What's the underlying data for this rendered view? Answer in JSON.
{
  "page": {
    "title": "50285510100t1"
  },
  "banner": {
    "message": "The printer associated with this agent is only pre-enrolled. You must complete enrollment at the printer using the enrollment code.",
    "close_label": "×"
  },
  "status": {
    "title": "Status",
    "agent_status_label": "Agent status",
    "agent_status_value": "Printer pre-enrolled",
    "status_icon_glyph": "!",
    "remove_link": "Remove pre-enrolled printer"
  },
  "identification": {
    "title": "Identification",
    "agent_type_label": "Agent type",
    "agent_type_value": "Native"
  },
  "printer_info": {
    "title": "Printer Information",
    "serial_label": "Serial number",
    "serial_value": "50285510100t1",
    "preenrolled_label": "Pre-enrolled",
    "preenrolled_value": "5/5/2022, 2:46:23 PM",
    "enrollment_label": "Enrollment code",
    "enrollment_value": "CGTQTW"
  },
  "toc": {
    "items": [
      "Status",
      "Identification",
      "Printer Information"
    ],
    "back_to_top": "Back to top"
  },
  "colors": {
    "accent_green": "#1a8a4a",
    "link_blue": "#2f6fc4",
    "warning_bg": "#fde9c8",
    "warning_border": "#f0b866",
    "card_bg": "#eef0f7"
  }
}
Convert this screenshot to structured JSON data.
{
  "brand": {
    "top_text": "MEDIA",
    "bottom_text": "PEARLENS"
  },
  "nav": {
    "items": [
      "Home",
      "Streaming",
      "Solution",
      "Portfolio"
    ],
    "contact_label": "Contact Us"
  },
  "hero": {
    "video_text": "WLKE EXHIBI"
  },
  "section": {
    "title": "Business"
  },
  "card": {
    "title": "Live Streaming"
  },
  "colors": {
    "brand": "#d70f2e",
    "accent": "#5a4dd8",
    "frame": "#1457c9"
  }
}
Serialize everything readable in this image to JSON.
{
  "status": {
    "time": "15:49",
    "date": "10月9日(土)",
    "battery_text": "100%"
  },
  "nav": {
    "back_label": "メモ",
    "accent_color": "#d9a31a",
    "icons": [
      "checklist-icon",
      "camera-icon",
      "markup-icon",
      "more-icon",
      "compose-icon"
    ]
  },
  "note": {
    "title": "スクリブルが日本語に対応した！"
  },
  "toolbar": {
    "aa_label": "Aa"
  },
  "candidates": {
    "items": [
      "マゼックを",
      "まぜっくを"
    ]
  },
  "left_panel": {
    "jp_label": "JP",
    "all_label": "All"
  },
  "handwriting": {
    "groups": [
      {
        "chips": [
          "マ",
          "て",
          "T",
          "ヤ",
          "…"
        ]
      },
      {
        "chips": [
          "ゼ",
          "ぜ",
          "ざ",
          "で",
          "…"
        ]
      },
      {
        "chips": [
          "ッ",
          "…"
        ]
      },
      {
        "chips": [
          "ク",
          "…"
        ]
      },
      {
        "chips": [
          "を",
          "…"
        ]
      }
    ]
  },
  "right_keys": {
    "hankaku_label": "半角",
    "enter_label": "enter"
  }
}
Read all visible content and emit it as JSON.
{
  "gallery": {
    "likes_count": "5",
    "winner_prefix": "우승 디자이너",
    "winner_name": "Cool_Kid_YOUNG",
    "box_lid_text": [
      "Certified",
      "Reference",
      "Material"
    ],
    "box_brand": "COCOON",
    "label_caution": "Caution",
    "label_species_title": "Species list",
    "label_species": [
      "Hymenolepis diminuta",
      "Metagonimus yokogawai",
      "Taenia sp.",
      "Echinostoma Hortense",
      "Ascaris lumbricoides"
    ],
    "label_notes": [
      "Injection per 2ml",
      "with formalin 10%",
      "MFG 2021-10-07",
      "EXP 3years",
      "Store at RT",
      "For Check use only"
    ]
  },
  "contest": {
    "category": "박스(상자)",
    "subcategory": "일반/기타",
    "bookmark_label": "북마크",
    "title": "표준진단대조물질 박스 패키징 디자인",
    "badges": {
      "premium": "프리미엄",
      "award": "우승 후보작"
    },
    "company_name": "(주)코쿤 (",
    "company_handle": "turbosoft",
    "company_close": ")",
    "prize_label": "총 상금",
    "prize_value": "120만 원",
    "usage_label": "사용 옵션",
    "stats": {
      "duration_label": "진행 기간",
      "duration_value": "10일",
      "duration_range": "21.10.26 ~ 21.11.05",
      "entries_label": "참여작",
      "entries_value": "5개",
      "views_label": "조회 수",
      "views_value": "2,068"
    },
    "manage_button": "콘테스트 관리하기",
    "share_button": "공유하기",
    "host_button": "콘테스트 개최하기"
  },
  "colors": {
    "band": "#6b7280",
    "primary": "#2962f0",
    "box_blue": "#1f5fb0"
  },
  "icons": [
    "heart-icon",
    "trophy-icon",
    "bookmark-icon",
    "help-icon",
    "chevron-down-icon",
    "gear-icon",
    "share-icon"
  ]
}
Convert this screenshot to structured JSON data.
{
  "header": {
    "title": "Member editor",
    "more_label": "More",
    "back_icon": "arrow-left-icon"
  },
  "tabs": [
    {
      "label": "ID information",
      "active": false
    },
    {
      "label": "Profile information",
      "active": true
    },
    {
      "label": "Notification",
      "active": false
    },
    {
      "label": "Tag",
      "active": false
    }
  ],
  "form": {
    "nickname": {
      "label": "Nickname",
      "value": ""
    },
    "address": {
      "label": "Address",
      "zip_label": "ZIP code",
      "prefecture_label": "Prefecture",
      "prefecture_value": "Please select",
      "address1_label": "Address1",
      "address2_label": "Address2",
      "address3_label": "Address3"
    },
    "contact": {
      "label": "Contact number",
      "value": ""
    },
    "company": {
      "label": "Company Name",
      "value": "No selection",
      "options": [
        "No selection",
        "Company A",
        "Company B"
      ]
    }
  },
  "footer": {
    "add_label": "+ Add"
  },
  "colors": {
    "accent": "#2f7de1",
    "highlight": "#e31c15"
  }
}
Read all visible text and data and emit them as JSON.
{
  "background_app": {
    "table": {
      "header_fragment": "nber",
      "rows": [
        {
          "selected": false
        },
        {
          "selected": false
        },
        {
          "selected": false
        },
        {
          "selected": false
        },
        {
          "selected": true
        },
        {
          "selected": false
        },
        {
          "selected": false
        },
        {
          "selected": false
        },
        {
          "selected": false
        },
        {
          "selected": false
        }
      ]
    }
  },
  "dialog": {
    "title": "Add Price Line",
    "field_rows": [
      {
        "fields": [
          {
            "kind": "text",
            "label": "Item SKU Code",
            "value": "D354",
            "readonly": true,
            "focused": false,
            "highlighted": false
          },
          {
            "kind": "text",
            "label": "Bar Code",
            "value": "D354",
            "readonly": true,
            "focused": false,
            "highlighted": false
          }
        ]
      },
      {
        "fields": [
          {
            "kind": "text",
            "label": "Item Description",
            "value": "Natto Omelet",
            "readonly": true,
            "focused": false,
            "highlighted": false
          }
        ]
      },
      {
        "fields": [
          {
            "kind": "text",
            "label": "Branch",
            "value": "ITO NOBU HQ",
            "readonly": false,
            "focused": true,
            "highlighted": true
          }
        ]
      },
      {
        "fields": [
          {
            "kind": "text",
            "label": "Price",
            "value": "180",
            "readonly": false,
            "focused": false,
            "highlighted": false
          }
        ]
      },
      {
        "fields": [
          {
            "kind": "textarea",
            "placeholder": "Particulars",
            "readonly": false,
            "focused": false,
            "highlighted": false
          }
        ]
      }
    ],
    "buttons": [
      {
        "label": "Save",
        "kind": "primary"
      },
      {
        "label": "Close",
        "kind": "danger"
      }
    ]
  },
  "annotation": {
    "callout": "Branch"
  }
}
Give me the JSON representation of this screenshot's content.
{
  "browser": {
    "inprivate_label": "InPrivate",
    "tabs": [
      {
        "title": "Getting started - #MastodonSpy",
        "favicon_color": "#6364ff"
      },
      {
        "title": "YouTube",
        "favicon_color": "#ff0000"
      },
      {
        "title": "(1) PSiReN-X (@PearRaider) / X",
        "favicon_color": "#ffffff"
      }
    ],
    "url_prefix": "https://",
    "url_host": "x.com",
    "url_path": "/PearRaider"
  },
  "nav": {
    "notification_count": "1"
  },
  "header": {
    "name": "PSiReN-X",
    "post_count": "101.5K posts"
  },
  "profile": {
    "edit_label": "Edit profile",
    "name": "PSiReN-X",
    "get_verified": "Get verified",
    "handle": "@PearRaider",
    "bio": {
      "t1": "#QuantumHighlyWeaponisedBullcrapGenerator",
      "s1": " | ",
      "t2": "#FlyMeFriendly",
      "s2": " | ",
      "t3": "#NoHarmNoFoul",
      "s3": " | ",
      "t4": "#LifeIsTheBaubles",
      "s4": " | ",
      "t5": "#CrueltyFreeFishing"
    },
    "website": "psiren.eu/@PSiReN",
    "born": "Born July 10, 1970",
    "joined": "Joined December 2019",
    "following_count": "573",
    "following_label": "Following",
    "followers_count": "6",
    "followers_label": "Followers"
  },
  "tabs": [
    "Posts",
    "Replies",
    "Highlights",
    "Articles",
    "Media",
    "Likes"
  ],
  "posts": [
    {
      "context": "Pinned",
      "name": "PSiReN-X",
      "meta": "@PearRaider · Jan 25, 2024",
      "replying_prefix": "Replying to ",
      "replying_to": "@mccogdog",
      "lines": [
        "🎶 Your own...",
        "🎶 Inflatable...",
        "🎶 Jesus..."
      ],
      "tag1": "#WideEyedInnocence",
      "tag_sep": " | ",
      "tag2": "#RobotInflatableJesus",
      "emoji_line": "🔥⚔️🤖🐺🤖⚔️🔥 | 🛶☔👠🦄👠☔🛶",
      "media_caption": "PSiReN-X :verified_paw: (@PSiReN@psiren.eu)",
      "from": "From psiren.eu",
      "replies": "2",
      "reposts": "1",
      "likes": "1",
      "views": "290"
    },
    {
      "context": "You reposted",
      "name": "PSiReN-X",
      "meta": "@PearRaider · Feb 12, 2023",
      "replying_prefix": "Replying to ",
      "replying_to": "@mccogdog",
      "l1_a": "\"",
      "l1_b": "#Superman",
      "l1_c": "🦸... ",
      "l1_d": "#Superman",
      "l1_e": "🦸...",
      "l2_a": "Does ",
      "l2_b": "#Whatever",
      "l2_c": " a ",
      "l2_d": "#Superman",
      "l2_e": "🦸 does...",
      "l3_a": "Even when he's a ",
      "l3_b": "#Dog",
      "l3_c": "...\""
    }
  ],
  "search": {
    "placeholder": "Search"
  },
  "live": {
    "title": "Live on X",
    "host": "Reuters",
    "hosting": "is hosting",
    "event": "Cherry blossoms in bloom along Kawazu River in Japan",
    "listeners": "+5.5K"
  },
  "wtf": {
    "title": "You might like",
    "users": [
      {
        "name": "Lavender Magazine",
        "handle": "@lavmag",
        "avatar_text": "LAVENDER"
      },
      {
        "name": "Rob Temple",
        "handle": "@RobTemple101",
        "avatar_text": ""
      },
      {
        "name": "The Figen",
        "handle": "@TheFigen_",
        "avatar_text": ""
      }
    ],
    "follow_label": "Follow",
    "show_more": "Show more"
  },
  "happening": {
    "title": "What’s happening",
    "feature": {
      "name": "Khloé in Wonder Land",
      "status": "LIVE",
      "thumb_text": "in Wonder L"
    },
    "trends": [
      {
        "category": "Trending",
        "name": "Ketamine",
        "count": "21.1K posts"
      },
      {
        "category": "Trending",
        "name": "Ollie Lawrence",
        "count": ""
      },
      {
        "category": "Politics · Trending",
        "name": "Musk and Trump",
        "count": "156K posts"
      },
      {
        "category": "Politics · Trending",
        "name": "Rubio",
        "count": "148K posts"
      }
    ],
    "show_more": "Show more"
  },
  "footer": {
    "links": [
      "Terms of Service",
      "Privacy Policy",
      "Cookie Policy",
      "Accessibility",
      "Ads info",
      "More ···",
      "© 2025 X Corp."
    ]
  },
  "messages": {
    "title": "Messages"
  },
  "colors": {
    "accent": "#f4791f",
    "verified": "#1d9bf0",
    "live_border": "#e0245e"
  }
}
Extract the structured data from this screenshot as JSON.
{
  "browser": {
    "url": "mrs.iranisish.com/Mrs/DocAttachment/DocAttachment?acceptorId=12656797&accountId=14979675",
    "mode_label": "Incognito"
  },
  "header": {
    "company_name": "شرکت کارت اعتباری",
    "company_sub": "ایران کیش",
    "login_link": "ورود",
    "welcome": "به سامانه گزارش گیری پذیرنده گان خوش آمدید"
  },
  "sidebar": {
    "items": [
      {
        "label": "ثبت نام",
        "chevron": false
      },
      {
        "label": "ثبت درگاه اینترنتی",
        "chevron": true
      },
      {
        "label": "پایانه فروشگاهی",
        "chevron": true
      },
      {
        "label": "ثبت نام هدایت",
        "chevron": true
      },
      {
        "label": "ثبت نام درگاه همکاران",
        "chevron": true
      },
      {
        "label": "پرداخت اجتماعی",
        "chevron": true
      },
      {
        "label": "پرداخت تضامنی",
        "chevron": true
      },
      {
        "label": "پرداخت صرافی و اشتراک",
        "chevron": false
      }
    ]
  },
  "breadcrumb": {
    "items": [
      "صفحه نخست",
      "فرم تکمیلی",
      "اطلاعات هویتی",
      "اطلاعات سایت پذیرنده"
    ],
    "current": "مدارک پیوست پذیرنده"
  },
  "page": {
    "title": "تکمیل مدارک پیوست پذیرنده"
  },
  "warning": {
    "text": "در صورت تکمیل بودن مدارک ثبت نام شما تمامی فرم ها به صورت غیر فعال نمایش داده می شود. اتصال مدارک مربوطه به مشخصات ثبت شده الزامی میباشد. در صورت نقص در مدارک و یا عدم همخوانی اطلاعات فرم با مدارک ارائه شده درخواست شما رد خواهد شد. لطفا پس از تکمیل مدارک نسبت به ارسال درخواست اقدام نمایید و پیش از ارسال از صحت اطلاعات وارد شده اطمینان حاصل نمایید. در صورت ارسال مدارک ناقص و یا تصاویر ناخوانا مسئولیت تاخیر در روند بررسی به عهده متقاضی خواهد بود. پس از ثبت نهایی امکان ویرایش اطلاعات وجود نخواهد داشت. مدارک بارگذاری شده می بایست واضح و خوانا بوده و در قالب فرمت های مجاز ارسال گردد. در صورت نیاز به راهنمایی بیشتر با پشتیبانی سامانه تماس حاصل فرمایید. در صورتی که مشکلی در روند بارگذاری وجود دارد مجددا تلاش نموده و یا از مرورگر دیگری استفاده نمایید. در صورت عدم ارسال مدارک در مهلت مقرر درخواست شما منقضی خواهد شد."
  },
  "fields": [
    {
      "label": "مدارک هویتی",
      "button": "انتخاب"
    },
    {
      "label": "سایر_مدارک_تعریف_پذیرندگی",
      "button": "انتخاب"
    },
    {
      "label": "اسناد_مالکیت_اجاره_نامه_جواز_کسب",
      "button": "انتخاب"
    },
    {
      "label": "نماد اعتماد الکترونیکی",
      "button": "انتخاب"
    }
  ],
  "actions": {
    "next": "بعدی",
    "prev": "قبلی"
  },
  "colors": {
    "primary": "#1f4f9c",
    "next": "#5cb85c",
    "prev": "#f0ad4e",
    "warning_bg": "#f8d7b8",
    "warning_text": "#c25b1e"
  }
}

========

* **Written exercise**: Supply the count of lines in the entries that contain the word "پذیرنده", and nothing besides.

* **Exercise result**: 4